*WHAT IS ASKED*.
Read through the data and report every line in which the word "mjeseci" occurs.

Records from a collection:
——

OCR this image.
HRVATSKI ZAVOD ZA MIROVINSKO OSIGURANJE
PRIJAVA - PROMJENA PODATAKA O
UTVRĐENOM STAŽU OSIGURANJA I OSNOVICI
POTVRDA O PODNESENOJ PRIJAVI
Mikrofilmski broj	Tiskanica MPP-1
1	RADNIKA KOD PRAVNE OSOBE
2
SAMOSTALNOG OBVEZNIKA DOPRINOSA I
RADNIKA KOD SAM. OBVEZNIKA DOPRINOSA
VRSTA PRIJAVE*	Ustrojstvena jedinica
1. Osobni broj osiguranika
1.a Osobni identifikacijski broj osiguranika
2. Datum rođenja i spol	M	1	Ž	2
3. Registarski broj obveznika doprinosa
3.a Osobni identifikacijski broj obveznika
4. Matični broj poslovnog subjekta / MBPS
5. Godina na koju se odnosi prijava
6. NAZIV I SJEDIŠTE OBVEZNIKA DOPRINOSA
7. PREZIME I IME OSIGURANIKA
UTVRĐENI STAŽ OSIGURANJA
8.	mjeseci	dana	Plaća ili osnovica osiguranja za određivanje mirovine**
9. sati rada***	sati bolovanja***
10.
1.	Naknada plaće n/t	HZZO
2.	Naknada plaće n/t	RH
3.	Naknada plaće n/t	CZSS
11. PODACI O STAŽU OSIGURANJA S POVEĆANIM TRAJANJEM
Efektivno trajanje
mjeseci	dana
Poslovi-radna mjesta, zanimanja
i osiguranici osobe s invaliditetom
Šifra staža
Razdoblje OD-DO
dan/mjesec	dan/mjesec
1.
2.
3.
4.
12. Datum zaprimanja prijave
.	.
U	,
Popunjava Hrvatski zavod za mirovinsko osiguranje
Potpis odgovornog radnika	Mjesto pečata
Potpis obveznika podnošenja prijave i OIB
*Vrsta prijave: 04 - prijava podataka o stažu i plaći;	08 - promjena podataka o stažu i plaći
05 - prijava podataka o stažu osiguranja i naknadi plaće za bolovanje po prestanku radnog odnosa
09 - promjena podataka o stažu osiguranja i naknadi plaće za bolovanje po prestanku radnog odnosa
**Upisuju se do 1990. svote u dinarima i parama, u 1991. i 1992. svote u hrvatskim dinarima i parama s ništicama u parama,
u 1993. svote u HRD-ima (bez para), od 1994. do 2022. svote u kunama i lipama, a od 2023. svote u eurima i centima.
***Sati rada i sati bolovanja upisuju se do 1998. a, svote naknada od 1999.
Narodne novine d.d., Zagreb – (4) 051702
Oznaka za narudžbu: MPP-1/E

——

*ANSWER FOR THIS EXERCISE*.
8.	mjeseci	dana	Plaća ili osnovica osiguranja za određivanje mirovine**
mjeseci	dana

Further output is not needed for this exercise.